The problem »
Report how many lines below contain the word "following", and give only that number.

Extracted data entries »
==============================
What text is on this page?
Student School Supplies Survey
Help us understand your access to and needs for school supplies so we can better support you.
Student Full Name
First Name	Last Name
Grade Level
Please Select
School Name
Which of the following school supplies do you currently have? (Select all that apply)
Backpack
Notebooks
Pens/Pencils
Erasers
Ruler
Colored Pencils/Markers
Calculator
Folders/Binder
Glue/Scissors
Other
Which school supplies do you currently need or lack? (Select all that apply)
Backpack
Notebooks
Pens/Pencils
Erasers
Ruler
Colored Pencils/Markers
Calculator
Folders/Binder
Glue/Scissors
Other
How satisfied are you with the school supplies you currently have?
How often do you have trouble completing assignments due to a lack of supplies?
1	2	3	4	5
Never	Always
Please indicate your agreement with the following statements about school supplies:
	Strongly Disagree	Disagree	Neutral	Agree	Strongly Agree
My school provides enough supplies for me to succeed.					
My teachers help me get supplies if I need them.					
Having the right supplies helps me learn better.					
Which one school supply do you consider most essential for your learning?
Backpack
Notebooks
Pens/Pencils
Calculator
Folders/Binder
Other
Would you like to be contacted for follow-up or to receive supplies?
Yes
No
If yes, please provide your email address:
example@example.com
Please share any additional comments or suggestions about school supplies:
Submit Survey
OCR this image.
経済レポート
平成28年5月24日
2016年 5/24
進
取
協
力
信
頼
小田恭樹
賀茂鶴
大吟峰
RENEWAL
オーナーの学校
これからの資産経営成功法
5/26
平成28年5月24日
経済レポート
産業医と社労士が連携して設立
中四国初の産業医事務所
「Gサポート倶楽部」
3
==============================
Solved exercise »
2